> _Items from a data source_
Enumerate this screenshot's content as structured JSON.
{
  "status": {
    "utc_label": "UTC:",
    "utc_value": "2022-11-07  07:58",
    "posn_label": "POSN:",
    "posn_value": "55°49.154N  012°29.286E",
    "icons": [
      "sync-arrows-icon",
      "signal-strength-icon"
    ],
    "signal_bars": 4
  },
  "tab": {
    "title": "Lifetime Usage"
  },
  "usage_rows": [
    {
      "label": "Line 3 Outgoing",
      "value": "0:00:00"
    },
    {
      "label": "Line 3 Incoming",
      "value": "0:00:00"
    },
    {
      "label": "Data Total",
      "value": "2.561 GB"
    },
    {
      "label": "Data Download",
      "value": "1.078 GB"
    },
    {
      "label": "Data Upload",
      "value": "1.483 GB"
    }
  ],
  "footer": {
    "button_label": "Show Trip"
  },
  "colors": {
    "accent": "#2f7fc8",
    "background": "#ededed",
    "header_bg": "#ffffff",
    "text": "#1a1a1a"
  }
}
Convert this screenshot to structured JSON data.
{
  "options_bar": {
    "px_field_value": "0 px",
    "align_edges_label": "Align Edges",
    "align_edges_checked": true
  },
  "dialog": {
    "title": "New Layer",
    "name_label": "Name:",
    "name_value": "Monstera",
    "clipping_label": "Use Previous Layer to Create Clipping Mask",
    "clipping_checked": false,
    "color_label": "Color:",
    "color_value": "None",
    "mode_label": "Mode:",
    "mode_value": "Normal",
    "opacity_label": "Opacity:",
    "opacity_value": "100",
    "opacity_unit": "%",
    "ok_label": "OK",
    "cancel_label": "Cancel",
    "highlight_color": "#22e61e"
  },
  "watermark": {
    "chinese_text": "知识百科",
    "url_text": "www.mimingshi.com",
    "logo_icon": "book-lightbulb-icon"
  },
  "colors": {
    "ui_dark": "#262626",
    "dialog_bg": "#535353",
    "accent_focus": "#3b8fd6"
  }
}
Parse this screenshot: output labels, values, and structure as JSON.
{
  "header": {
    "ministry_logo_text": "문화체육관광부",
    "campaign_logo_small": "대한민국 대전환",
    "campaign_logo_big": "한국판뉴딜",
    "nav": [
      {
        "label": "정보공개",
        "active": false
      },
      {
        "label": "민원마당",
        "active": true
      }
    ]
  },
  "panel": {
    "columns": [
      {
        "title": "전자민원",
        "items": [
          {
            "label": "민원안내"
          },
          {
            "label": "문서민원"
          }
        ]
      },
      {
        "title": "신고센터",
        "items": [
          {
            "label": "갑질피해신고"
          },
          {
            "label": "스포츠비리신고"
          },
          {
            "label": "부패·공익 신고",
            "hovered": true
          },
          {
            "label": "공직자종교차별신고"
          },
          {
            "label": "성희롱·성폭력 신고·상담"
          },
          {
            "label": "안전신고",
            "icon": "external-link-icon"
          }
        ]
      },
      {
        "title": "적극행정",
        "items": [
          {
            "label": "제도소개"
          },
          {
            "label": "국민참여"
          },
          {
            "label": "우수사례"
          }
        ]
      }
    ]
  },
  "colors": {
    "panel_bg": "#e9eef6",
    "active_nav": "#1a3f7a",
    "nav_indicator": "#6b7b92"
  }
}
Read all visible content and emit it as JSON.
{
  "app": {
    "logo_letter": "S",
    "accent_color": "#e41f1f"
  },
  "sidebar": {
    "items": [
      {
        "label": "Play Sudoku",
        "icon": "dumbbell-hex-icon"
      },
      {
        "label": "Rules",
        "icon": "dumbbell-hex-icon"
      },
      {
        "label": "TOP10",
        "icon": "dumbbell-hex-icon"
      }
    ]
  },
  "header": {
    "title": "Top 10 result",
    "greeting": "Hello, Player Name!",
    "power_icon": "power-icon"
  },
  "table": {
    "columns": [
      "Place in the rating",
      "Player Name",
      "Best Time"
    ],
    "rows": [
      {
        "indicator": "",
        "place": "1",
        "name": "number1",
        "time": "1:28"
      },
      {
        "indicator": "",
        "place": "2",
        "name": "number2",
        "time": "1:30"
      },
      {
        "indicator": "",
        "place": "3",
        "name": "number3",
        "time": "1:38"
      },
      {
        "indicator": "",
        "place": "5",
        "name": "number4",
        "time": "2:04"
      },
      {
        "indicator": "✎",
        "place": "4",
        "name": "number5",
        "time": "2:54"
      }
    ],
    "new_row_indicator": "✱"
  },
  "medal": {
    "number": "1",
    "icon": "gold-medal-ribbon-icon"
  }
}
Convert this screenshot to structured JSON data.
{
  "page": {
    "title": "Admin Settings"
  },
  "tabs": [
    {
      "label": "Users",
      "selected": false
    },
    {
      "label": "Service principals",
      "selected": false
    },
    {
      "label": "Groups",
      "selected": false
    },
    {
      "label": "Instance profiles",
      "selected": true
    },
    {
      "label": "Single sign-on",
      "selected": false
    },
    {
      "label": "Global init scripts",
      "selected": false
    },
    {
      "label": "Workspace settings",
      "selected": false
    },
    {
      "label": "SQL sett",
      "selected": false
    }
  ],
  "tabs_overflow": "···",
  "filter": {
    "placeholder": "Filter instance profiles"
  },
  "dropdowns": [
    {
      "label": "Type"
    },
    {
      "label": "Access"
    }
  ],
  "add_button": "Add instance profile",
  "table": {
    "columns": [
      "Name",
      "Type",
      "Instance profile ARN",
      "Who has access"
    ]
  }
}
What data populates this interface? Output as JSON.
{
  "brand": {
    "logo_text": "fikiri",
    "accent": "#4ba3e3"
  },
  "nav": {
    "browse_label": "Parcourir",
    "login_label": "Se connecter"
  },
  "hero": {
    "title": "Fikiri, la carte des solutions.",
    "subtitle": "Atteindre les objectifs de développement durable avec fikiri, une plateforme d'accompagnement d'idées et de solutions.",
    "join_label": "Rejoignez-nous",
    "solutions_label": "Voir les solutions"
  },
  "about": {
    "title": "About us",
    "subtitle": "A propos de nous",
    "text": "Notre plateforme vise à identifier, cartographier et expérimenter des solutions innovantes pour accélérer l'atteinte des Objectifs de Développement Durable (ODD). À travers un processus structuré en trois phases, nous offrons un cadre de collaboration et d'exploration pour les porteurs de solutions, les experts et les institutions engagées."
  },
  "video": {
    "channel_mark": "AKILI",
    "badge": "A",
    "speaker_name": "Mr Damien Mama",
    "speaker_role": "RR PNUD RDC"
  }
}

> _Objective_
State the number of lines in the data that include the string "plateforme", and add nothing else.

> _Result of the exercise_
2